Across the entries below, count the lines in which the word "separated" occurs. Reply with the count alone.

--- Start of Given information ---

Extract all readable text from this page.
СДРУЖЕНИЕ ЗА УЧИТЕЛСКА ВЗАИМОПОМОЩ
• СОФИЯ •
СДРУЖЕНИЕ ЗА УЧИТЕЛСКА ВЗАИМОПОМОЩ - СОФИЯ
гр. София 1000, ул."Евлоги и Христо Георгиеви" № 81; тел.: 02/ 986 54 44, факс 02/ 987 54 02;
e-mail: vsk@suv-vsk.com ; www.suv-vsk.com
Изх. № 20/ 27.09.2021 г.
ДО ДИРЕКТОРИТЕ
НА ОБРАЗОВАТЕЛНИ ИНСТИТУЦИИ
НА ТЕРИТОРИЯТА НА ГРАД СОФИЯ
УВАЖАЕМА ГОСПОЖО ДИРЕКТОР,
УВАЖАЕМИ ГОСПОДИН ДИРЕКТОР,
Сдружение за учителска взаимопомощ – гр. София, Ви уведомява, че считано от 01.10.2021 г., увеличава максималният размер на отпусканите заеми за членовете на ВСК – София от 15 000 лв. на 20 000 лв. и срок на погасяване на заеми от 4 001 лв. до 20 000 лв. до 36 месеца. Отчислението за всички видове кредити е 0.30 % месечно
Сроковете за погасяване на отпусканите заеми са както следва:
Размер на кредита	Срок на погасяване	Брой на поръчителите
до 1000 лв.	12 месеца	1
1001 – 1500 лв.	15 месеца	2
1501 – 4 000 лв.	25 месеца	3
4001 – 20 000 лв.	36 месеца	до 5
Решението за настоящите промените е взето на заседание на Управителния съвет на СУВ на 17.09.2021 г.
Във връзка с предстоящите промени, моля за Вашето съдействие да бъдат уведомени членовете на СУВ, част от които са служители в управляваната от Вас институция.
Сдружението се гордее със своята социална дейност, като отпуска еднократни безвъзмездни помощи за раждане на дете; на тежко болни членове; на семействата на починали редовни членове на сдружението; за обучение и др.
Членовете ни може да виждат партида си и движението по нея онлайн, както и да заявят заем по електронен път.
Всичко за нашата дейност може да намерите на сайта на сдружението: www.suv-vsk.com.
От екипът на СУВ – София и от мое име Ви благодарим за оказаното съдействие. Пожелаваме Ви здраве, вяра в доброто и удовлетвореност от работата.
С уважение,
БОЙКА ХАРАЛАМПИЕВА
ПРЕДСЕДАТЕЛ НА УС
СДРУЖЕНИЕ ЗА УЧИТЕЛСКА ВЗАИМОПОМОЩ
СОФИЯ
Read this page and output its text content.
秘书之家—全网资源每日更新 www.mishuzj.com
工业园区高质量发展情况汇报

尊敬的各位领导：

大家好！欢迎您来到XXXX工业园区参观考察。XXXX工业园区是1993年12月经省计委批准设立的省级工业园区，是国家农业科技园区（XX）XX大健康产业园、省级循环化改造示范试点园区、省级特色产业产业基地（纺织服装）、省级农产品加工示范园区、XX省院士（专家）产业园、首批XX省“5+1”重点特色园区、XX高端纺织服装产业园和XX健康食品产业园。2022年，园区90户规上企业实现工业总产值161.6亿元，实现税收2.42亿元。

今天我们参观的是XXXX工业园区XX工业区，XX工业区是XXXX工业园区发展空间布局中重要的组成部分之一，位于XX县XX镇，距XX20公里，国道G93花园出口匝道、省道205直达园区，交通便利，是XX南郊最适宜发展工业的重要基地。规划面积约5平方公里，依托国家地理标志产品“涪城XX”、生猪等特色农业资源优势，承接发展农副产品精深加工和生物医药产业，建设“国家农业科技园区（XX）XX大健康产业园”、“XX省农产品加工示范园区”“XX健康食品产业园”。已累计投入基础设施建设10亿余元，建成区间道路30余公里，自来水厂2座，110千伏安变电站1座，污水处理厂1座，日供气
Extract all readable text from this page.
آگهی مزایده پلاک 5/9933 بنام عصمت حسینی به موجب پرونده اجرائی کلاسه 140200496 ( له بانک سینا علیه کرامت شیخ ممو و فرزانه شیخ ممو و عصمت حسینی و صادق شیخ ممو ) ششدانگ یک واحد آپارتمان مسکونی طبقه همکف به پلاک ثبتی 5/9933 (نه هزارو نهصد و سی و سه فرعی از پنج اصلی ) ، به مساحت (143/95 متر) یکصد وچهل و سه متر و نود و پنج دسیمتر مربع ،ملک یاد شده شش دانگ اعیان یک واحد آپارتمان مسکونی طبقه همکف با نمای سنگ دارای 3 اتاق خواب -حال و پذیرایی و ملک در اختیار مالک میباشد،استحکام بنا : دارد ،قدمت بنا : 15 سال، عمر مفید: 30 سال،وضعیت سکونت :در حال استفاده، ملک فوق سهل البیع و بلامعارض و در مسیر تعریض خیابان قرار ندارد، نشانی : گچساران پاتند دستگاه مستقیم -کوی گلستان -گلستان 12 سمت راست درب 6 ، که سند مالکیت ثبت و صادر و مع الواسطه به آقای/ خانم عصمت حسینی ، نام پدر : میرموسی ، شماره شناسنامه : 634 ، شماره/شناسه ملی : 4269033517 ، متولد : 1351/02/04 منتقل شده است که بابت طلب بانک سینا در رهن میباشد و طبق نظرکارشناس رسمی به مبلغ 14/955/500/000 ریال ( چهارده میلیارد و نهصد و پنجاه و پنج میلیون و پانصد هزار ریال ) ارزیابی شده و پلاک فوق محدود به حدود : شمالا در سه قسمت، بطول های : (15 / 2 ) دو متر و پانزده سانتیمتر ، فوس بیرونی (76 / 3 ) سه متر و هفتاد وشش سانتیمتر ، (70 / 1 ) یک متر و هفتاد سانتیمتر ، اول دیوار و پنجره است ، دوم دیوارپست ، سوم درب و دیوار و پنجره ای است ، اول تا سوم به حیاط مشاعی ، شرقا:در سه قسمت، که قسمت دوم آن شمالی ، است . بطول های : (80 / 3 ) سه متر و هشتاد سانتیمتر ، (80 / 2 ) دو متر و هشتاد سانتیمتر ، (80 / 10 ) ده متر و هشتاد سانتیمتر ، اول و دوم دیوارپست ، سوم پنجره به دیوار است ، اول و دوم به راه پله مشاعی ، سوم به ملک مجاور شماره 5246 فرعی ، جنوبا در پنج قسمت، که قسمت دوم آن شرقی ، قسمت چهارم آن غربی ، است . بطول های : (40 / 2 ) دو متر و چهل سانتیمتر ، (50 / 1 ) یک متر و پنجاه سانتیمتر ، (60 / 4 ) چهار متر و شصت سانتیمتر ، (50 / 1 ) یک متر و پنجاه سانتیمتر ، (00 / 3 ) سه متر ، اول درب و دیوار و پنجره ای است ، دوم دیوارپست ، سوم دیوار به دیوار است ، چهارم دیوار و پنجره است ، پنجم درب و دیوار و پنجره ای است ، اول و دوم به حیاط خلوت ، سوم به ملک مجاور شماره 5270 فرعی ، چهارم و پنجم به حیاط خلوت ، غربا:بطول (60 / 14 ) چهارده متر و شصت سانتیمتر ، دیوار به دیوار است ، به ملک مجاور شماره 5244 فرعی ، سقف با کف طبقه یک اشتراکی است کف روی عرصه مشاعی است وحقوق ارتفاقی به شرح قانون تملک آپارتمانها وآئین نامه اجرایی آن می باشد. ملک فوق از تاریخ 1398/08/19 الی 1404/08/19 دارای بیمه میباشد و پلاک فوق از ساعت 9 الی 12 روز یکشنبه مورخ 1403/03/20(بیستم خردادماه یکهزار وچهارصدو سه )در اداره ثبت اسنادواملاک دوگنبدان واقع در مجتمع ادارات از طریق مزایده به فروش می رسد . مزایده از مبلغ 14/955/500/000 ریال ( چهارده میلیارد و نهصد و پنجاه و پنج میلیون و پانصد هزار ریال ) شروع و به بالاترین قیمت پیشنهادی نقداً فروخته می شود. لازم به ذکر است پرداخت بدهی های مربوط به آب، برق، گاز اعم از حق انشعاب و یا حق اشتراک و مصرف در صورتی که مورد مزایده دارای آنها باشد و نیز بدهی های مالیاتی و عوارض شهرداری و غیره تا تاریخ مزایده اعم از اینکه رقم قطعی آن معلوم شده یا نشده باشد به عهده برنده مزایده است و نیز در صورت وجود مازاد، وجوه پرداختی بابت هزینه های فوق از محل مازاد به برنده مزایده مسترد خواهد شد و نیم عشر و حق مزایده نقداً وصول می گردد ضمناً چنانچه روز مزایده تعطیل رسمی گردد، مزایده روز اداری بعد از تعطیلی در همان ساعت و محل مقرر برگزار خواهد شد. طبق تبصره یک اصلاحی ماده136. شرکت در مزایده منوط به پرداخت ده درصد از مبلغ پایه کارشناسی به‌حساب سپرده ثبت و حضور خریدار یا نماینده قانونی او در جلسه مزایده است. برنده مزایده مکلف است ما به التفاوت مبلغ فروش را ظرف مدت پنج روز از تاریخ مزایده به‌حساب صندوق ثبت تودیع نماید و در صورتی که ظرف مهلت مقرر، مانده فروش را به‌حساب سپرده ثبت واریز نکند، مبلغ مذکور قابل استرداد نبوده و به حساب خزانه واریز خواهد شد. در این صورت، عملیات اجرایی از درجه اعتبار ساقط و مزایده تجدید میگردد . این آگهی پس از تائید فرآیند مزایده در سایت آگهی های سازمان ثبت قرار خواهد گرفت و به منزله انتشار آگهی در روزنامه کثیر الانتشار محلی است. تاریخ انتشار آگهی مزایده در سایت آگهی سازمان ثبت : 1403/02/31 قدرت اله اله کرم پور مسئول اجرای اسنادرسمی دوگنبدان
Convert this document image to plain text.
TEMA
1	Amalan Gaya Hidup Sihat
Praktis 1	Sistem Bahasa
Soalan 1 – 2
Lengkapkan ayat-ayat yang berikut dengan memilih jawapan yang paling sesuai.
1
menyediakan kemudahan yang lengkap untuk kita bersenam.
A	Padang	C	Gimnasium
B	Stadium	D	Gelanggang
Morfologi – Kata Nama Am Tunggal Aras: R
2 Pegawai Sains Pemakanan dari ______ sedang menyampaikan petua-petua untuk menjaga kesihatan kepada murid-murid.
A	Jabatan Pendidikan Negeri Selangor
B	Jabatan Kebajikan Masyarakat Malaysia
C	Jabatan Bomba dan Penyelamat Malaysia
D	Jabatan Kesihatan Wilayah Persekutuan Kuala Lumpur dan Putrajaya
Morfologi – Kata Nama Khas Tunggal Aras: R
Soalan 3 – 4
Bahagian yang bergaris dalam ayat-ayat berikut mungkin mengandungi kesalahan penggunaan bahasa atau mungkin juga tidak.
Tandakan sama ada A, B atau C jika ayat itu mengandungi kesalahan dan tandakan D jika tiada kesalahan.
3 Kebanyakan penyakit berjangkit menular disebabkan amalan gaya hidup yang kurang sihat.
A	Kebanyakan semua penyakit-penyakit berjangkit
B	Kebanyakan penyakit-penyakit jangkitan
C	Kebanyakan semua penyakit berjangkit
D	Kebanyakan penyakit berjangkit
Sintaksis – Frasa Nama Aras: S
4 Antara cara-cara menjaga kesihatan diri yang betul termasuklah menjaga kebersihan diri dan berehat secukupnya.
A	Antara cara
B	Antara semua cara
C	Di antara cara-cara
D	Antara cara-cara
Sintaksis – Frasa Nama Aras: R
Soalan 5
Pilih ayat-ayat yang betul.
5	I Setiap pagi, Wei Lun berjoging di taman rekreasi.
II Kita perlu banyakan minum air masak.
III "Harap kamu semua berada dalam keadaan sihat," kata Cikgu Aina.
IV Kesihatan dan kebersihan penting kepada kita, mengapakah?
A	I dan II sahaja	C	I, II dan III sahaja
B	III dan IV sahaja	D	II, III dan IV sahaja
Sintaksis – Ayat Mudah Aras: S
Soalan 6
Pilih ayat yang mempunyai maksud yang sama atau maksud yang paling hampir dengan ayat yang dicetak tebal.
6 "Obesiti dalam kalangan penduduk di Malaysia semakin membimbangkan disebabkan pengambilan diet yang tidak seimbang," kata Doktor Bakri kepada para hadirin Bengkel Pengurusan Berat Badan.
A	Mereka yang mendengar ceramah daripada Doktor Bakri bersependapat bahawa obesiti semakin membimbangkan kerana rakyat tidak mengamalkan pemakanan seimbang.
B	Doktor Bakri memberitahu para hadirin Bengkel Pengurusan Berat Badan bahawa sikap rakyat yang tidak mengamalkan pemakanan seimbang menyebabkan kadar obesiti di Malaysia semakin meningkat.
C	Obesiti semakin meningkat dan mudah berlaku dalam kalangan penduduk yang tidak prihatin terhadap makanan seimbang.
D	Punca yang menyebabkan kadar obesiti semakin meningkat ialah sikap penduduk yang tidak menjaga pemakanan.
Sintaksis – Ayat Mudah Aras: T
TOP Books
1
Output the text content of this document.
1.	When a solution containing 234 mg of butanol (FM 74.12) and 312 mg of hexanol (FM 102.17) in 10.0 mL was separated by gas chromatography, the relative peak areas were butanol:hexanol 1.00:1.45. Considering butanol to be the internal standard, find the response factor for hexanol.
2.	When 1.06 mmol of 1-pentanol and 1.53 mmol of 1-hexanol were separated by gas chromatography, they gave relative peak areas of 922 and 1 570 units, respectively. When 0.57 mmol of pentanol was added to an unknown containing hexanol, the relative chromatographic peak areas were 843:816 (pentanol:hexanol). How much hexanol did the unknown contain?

--- End of Given information ---

→ The completed task:
2